Your goal →
Write the next part of the Torchlight 2 review below, starting right after its last sentence.

** start of Given text **

The campaign begins with the town of Torchlight in flames thanks to a powerful Alchemist who possesses Ordrak’s heart. Odrak was the final boss in the first game and great power flows from within this vital organ. You must find the Alchemist and stop him before he uses the heart to bring more destruction to the land. Players start their journey in the Enclave and begin searching the grassy fields of Estheria. The story is not always easy to follow, but still better than the original thanks to better boss battles and brief cut scenes. The locations and quests are well structured to ensure the campaign flows well.

There is a great amount of environmental variety in this sequel. Each act has multiple distinct areas with different atmospheres. The above ground areas are large so they take a while to explore. There are secret areas too, hiding glorious treasure for those with a keen eye. The world you are exploring is randomized, not just the dungeons. One play through might have you searching a barren cliff side while attacking wolves. A subsequent adventure will occur on windy roads fighting zombies near a waterfall. During my 26 hour solo adventure there was only one dungeon section that felt like déjà vu. This world variety is impressive given the length of the game and the amount of randomization.

Exploration begins above ground and then within multi floored dungeons. Structurally this is quite similar to Diablo 2 with dungeons randomly placed in the world. Quests may send you deep underground to defeat a boss or collect an item. After such a quest is complete, a portal to the surface will eliminate backtracking. These side quests are just as good as the main story and offer great rewards. Three lengthy Acts take you through tundra, deserts and swamps. Once the main story is complete you can try new game plus or use mapworks. New game plus restarts the story with all your skills, stats and equipment intact. Mapworks allows you to purchase randomized dungeons, some with buffs or penalties, for endless adventuring.

Torchlight 2
You can continue exploring random dungeons with Mapworks

Combat is the main reason you are driven to keep playing. It’s energetic and always pushes you to improve after each fight. All classes gain charge when attacking and this can fuel powerful attacks or provide temporary buffs. Skills remain the focus of the combat, enemies fall much quicker when combinations are used. You’ll need to be agile and pay close attention to health, mana and the actions of those around you. As you move further into the game you have the opportunity to make the combat as complex as you are comfortable with. You dance around enemies, use skills, drink potions and use environmental bottlenecks to improve effectiveness.

The action structure may seem repetitive but the implementation prevents it feeling tiresome. Using a perfect combination of charged attacks against a dozen enemies can see them fall in seconds. If you make a mistake you may have to retreat, recover some health and head back into the action. The combat is rewarding if you use skills correctly. Once the combat moves beyond the original, it’s easy to get excited when powerful skills finish off attackers. Each battle pushes you to improve and you’ll always want to find the next piece of action.

** end of Given text **
** start of Information shown **

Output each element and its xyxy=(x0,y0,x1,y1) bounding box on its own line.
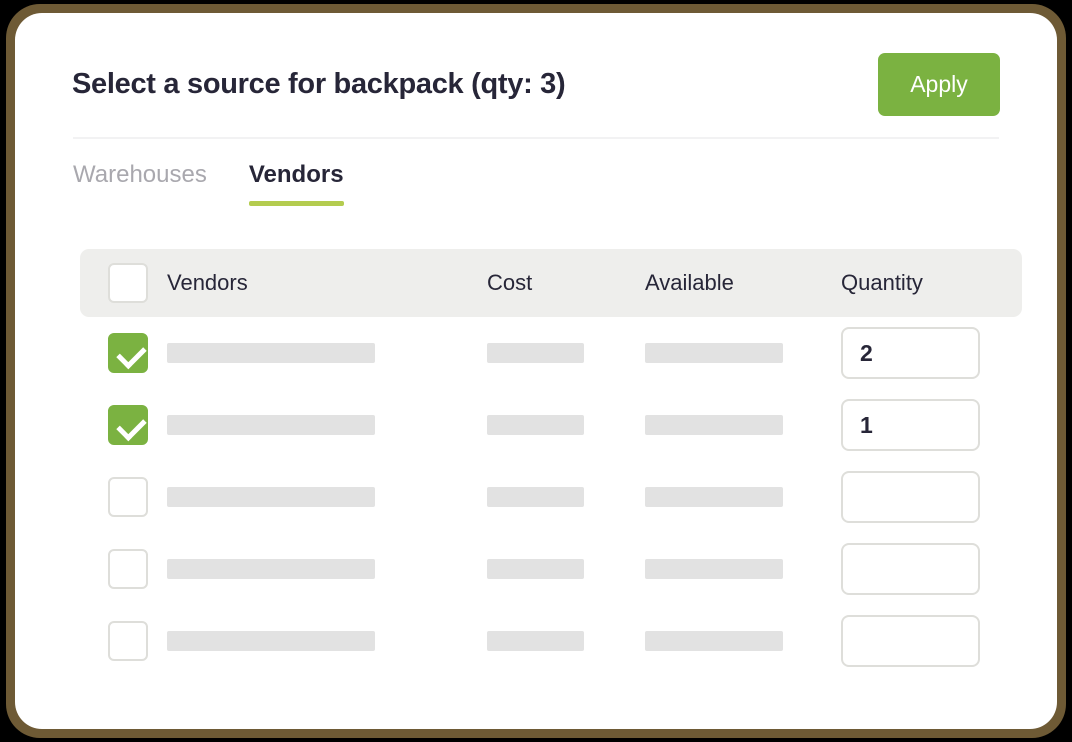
cost-cell xyxy=(487,559,645,579)
tab-warehouses[interactable]: Warehouses xyxy=(73,161,207,206)
column-header-vendors: Vendors xyxy=(167,270,248,295)
row-select-cell xyxy=(80,621,167,661)
table-row xyxy=(80,317,1022,389)
available-cell xyxy=(645,559,841,579)
quantity-cell xyxy=(841,399,1022,451)
quantity-input[interactable] xyxy=(841,471,980,523)
quantity-cell xyxy=(841,327,1022,379)
cost-cell xyxy=(487,487,645,507)
skeleton-placeholder xyxy=(487,487,584,507)
skeleton-placeholder xyxy=(167,559,375,579)
quantity-input[interactable] xyxy=(841,543,980,595)
quantity-cell xyxy=(841,615,1022,667)
skeleton-placeholder xyxy=(645,487,783,507)
cost-cell xyxy=(487,631,645,651)
cost-cell xyxy=(487,415,645,435)
skeleton-placeholder xyxy=(487,631,584,651)
select-all-checkbox[interactable] xyxy=(108,263,148,303)
skeleton-placeholder xyxy=(487,559,584,579)
skeleton-placeholder xyxy=(487,343,584,363)
table-row xyxy=(80,533,1022,605)
quantity-input[interactable] xyxy=(841,327,980,379)
row-select-cell xyxy=(80,405,167,445)
tab-vendors[interactable]: Vendors xyxy=(248,161,344,206)
row-checkbox[interactable] xyxy=(108,333,148,373)
vendors-table: Vendors Cost Available Quantity xyxy=(80,249,1022,677)
available-cell xyxy=(645,415,841,435)
vendor-cell xyxy=(167,343,487,363)
tab-bar: Warehouses Vendors xyxy=(73,161,344,206)
available-cell xyxy=(645,343,841,363)
skeleton-placeholder xyxy=(645,415,783,435)
column-header-quantity: Quantity xyxy=(841,270,923,295)
window-frame: Select a source for backpack (qty: 3) Ap… xyxy=(6,4,1066,738)
table-header-row: Vendors Cost Available Quantity xyxy=(80,249,1022,317)
row-checkbox[interactable] xyxy=(108,405,148,445)
skeleton-placeholder xyxy=(645,631,783,651)
skeleton-placeholder xyxy=(167,415,375,435)
skeleton-placeholder xyxy=(167,343,375,363)
quantity-cell xyxy=(841,471,1022,523)
table-row xyxy=(80,389,1022,461)
vendor-cell xyxy=(167,415,487,435)
vendor-cell xyxy=(167,559,487,579)
row-checkbox[interactable] xyxy=(108,549,148,589)
column-header-cost: Cost xyxy=(487,270,533,295)
quantity-input[interactable] xyxy=(841,615,980,667)
source-selection-dialog: Select a source for backpack (qty: 3) Ap… xyxy=(15,13,1057,729)
row-select-cell xyxy=(80,549,167,589)
skeleton-placeholder xyxy=(487,415,584,435)
select-all-cell xyxy=(80,263,167,303)
row-checkbox[interactable] xyxy=(108,477,148,517)
column-header-available: Available xyxy=(645,270,734,295)
skeleton-placeholder xyxy=(645,559,783,579)
skeleton-placeholder xyxy=(167,631,375,651)
skeleton-placeholder xyxy=(167,487,375,507)
vendor-cell xyxy=(167,631,487,651)
header-divider xyxy=(73,137,999,139)
page-title: Select a source for backpack (qty: 3) xyxy=(72,67,566,100)
available-cell xyxy=(645,487,841,507)
quantity-cell xyxy=(841,543,1022,595)
quantity-input[interactable] xyxy=(841,399,980,451)
dialog-header: Select a source for backpack (qty: 3) Ap… xyxy=(72,41,1000,127)
skeleton-placeholder xyxy=(645,343,783,363)
row-select-cell xyxy=(80,477,167,517)
row-checkbox[interactable] xyxy=(108,621,148,661)
row-select-cell xyxy=(80,333,167,373)
apply-button[interactable]: Apply xyxy=(878,52,1000,116)
table-row xyxy=(80,605,1022,677)
vendor-cell xyxy=(167,487,487,507)
cost-cell xyxy=(487,343,645,363)
table-row xyxy=(80,461,1022,533)
available-cell xyxy=(645,631,841,651)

** end of Information shown **

Output below →
The four classes are more fun than the three in the original game. Embermage controls the elements to expel magic from a safe distance. The Outlander wields pistols and can throw a powerful glaive. The Engineer can spawn robots and make the ground shake. The Beserker taps into the power of the wolf to send fear into enemies. Pets return for all characters and can run to town to sell (and buy) items while you keep fighting. My wolf proved quite helpful in combat but your own skills are the main attractions. All classes can equip many different weapons but skills may not function unless the correct weapon type is equipped. The new classes offer the roles you’ve come to expect but the skills define them perfectly.

Torchlight 2
Beserker can tear through groups with wolf powers

Engineer occupied most of my time through the campaign on Veteran difficulty. Combat as Engineer might begin by heading into the middle of enemies with a healing bot in tow. Stomping the ground will daze adjacent foes and a swipe with an axe will convey electrical damage. While you fight one group, spider mines make light work of ranged attackers. Vulnerable monsters can be finished off with a wide ranging emberquake attack or a flame hammer that becomes extra deadly with charges. On top of these class skills you can use spells that might call forth zombies or just send out a fireball. Engineer proved to be more satisfying than the Destroyer from the first game, even with similar attacks.

Character progression is rewarding and monsters scale based on your level. Your proficiency in combat is linked to how you assign stat and skill points. Dual wielding may benefit from different skills than a sword and shield. Similarly the armor you equip may favor a different play style. You might have boots that regenerate mana, allowing daring skill use at the cost of reduced protection. Stats can increase damage, critical hits, mana or armor and skills get new traits with each tier. Investing multiple points in skills does more than just increase damage. Some will be disappointed to learn that you can only reset the last three skill points but this incentivizes restarting anew. Individualized play styles are catered for nicely with this progression system.

The continuous variety of monsters helps the combat feel fresh. Zombies, skeletons, trolls and wolves are some returning foes with better animations. A fantastic number of new monsters will see you fighting something different at every turn. Maniacal Witches spawn from a flock of birds and teleport away from attacks. Hideous Grave Diggers hobble away and continue to unearth skeletons. Gargoyles disappear high into the air and deploy powerful ground attacks. Even returning enemies can carry shields that block attacks until shattered by specific skills. Larger enemies and bosses have fantastic animations and particle effects that explain why your health is dropping. The enemy diversity is as wonderful as the environmental variety.

Torchlight 2
Massive battles are great fun but can hurt the framerate

There is variety to the framerate too; heavy action produces some disappointing slowdowns. The game runs on one processor core and doesn’t heavily utilize the graphics card. Low end systems will run it almost as well as dedicated gaming machines. On the adequate test machine the framerate did drop below 20 when the action intensified several times through the game. It wasn’t a frequent problem but happened enough to detract from the combat. Some spots in Act 3 were slideshows although thankfully not for long periods. It’s a pity this choppiness occurs when Torchlight 2 is at its best. If you have an impressive gaming machine, Torchlight 2 might not take advantage of it.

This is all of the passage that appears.